### TASK DIRECTIONS
Retype all material exactly. Pictures stay out of the copy.

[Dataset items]
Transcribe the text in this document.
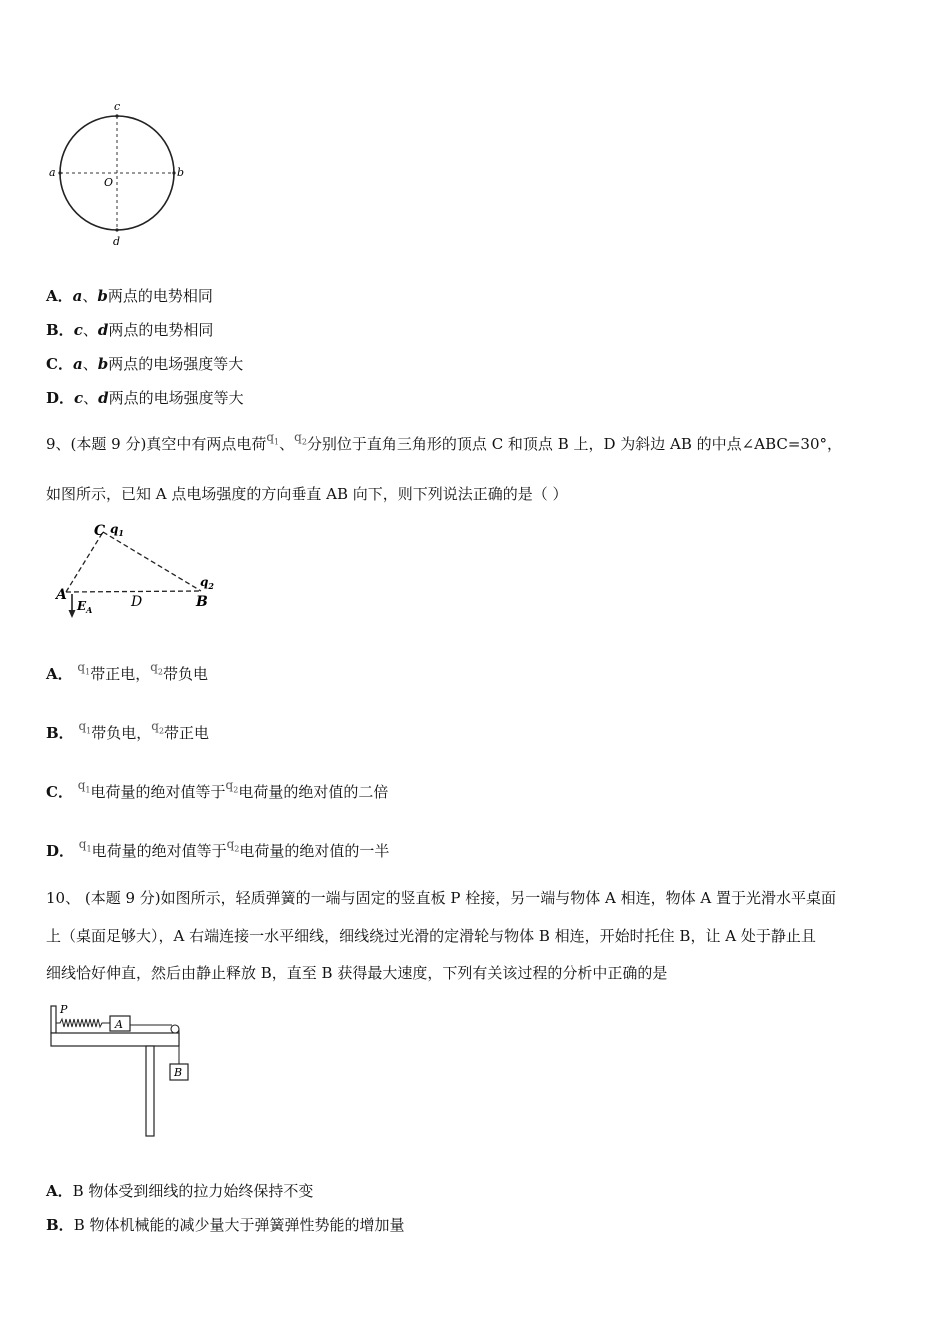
c
a	b
O
d
A．a、b两点的电势相同
B．c、d两点的电势相同
C．a、b两点的电场强度等大
D．c、d两点的电场强度等大
9、(本题 9 分)真空中有两点电荷$^{q_1}$、$^{q_2}$分别位于直角三角形的顶点 C 和顶点 B 上，D 为斜边 AB 的中点∠ABC=30°，
如图所示，已知 A 点电场强度的方向垂直 AB 向下，则下列说法正确的是（ ）
C $q_1$
$q_2$
A	D	B
$E_A$
A． $^{q_1}$带正电，$^{q_2}$带负电
B． $^{q_1}$带负电，$^{q_2}$带正电
C． $^{q_1}$电荷量的绝对值等于$^{q_2}$电荷量的绝对值的二倍
D． $^{q_1}$电荷量的绝对值等于$^{q_2}$电荷量的绝对值的一半
10、 (本题 9 分)如图所示，轻质弹簧的一端与固定的竖直板 P 栓接，另一端与物体 A 相连，物体 A 置于光滑水平桌面
上（桌面足够大），A 右端连接一水平细线，细线绕过光滑的定滑轮与物体 B 相连，开始时托住 B，让 A 处于静止且
细线恰好伸直，然后由静止释放 B，直至 B 获得最大速度，下列有关该过程的分析中正确的是
P
A
B
A．B 物体受到细线的拉力始终保持不变
B．B 物体机械能的减少量大于弹簧弹性势能的增加量
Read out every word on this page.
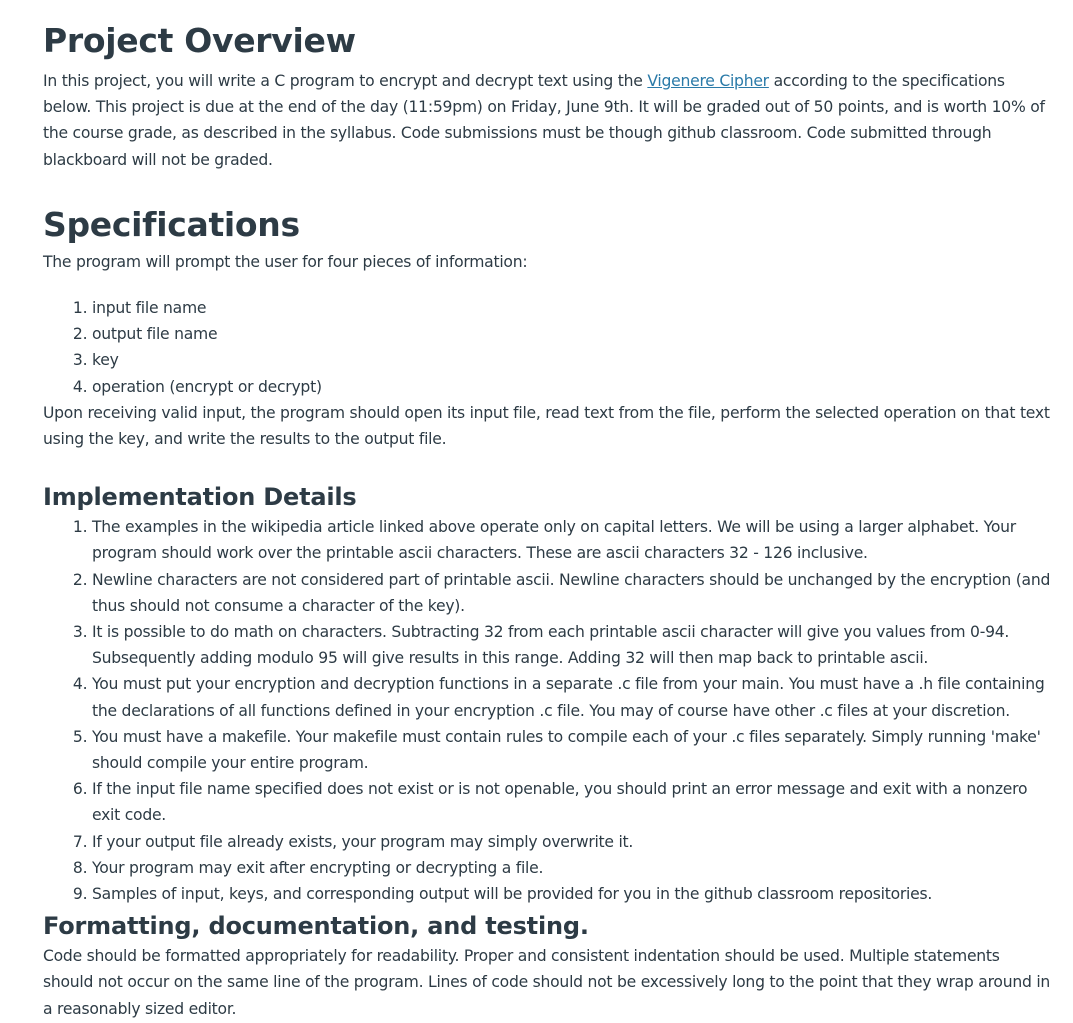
Project Overview

In this project, you will write a C program to encrypt and decrypt text using the Vigenere Cipher according to the specifications below. This project is due at the end of the day (11:59pm) on Friday, June 9th. It will be graded out of 50 points, and is worth 10% of the course grade, as described in the syllabus. Code submissions must be though github classroom. Code submitted through blackboard will not be graded.

Specifications

The program will prompt the user for four pieces of information:

1. input file name
2. output file name
3. key
4. operation (encrypt or decrypt)

Upon receiving valid input, the program should open its input file, read text from the file, perform the selected operation on that text using the key, and write the results to the output file.

Implementation Details
1. The examples in the wikipedia article linked above operate only on capital letters. We will be using a larger alphabet. Your program should work over the printable ascii characters. These are ascii characters 32 - 126 inclusive.
2. Newline characters are not considered part of printable ascii. Newline characters should be unchanged by the encryption (and thus should not consume a character of the key).
3. It is possible to do math on characters. Subtracting 32 from each printable ascii character will give you values from 0-94. Subsequently adding modulo 95 will give results in this range. Adding 32 will then map back to printable ascii.
4. You must put your encryption and decryption functions in a separate .c file from your main. You must have a .h file containing the declarations of all functions defined in your encryption .c file. You may of course have other .c files at your discretion.
5. You must have a makefile. Your makefile must contain rules to compile each of your .c files separately. Simply running 'make' should compile your entire program.
6. If the input file name specified does not exist or is not openable, you should print an error message and exit with a nonzero exit code.
7. If your output file already exists, your program may simply overwrite it.
8. Your program may exit after encrypting or decrypting a file.
9. Samples of input, keys, and corresponding output will be provided for you in the github classroom repositories.
Formatting, documentation, and testing.

Code should be formatted appropriately for readability. Proper and consistent indentation should be used. Multiple statements should not occur on the same line of the program. Lines of code should not be excessively long to the point that they wrap around in a reasonably sized editor.
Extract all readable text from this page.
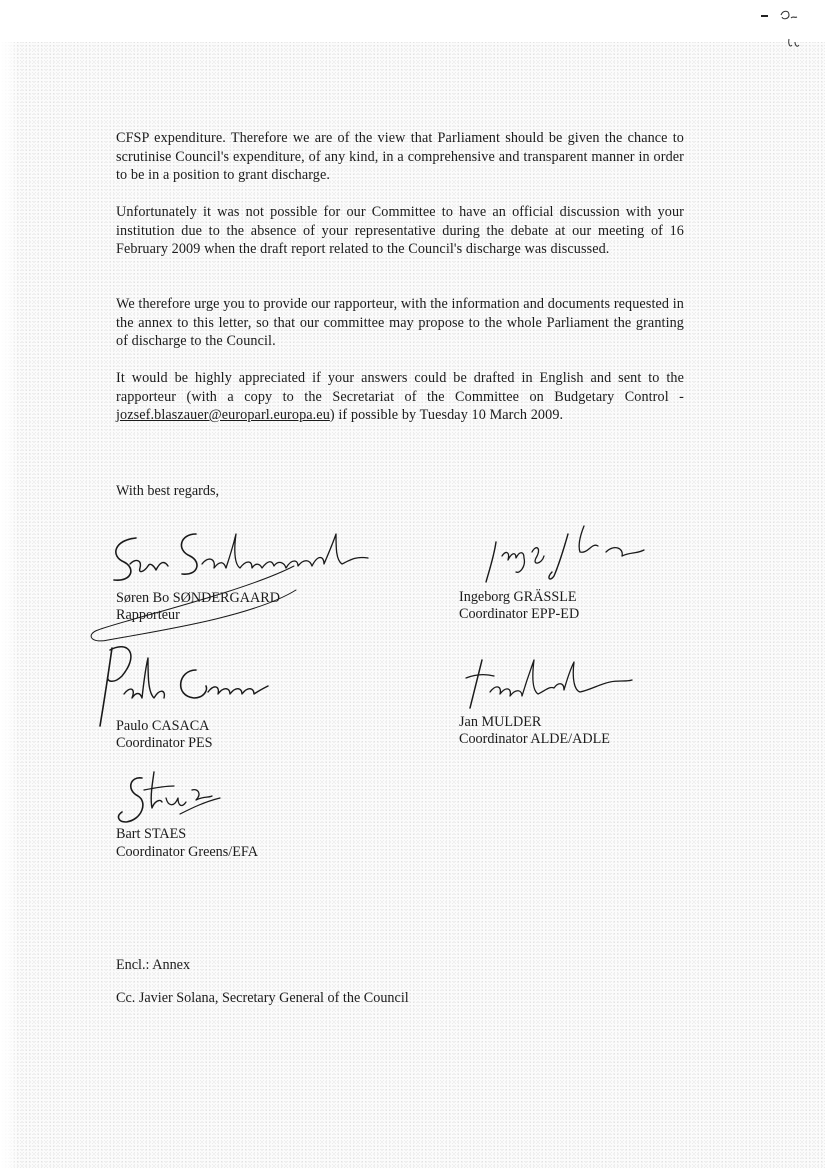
CFSP expenditure. Therefore we are of the view that Parliament should be given the chance to scrutinise Council's expenditure, of any kind, in a comprehensive and transparent manner in order to be in a position to grant discharge.

Unfortunately it was not possible for our Committee to have an official discussion with your institution due to the absence of your representative during the debate at our meeting of 16 February 2009 when the draft report related to the Council's discharge was discussed.

We therefore urge you to provide our rapporteur, with the information and documents requested in the annex to this letter, so that our committee may propose to the whole Parliament the granting of discharge to the Council.

It would be highly appreciated if your answers could be drafted in English and sent to the rapporteur (with a copy to the Secretariat of the Committee on Budgetary Control - jozsef.blaszauer@europarl.europa.eu) if possible by Tuesday 10 March 2009.

With best regards,

Søren Bo SØNDERGAARD

Rapporteur

Ingeborg GRÄSSLE

Coordinator EPP-ED

Paulo CASACA

Coordinator PES

Jan MULDER

Coordinator ALDE/ADLE

Bart STAES

Coordinator Greens/EFA

Encl.: Annex

Cc. Javier Solana, Secretary General of the Council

### SOLUTION TO THIS PROBLEM
Transcribe the text in this document.
c
a	b
O
d
A．a、b两点的电势相同
B．c、d两点的电势相同
C．a、b两点的电场强度等大
D．c、d两点的电场强度等大
9、(本题 9 分)真空中有两点电荷$^{q_1}$、$^{q_2}$分别位于直角三角形的顶点 C 和顶点 B 上，D 为斜边 AB 的中点∠ABC=30°，
如图所示，已知 A 点电场强度的方向垂直 AB 向下，则下列说法正确的是（ ）
C $q_1$
$q_2$
A	D	B
$E_A$
A． $^{q_1}$带正电，$^{q_2}$带负电
B． $^{q_1}$带负电，$^{q_2}$带正电
C． $^{q_1}$电荷量的绝对值等于$^{q_2}$电荷量的绝对值的二倍
D． $^{q_1}$电荷量的绝对值等于$^{q_2}$电荷量的绝对值的一半
10、 (本题 9 分)如图所示，轻质弹簧的一端与固定的竖直板 P 栓接，另一端与物体 A 相连，物体 A 置于光滑水平桌面
上（桌面足够大），A 右端连接一水平细线，细线绕过光滑的定滑轮与物体 B 相连，开始时托住 B，让 A 处于静止且
细线恰好伸直，然后由静止释放 B，直至 B 获得最大速度，下列有关该过程的分析中正确的是
P
A
B
A．B 物体受到细线的拉力始终保持不变
B．B 物体机械能的减少量大于弹簧弹性势能的增加量
Read out every word on this page.
Project Overview

In this project, you will write a C program to encrypt and decrypt text using the Vigenere Cipher according to the specifications below. This project is due at the end of the day (11:59pm) on Friday, June 9th. It will be graded out of 50 points, and is worth 10% of the course grade, as described in the syllabus. Code submissions must be though github classroom. Code submitted through blackboard will not be graded.

Specifications

The program will prompt the user for four pieces of information:

1. input file name
2. output file name
3. key
4. operation (encrypt or decrypt)

Upon receiving valid input, the program should open its input file, read text from the file, perform the selected operation on that text using the key, and write the results to the output file.

Implementation Details
1. The examples in the wikipedia article linked above operate only on capital letters. We will be using a larger alphabet. Your program should work over the printable ascii characters. These are ascii characters 32 - 126 inclusive.
2. Newline characters are not considered part of printable ascii. Newline characters should be unchanged by the encryption (and thus should not consume a character of the key).
3. It is possible to do math on characters. Subtracting 32 from each printable ascii character will give you values from 0-94. Subsequently adding modulo 95 will give results in this range. Adding 32 will then map back to printable ascii.
4. You must put your encryption and decryption functions in a separate .c file from your main. You must have a .h file containing the declarations of all functions defined in your encryption .c file. You may of course have other .c files at your discretion.
5. You must have a makefile. Your makefile must contain rules to compile each of your .c files separately. Simply running 'make' should compile your entire program.
6. If the input file name specified does not exist or is not openable, you should print an error message and exit with a nonzero exit code.
7. If your output file already exists, your program may simply overwrite it.
8. Your program may exit after encrypting or decrypting a file.
9. Samples of input, keys, and corresponding output will be provided for you in the github classroom repositories.
Formatting, documentation, and testing.

Code should be formatted appropriately for readability. Proper and consistent indentation should be used. Multiple statements should not occur on the same line of the program. Lines of code should not be excessively long to the point that they wrap around in a reasonably sized editor.
Extract all readable text from this page.
CFSP expenditure. Therefore we are of the view that Parliament should be given the chance to scrutinise Council's expenditure, of any kind, in a comprehensive and transparent manner in order to be in a position to grant discharge.

Unfortunately it was not possible for our Committee to have an official discussion with your institution due to the absence of your representative during the debate at our meeting of 16 February 2009 when the draft report related to the Council's discharge was discussed.

We therefore urge you to provide our rapporteur, with the information and documents requested in the annex to this letter, so that our committee may propose to the whole Parliament the granting of discharge to the Council.

It would be highly appreciated if your answers could be drafted in English and sent to the rapporteur (with a copy to the Secretariat of the Committee on Budgetary Control - jozsef.blaszauer@europarl.europa.eu) if possible by Tuesday 10 March 2009.

With best regards,

Søren Bo SØNDERGAARD

Rapporteur

Ingeborg GRÄSSLE

Coordinator EPP-ED

Paulo CASACA

Coordinator PES

Jan MULDER

Coordinator ALDE/ADLE

Bart STAES

Coordinator Greens/EFA

Encl.: Annex

Cc. Javier Solana, Secretary General of the Council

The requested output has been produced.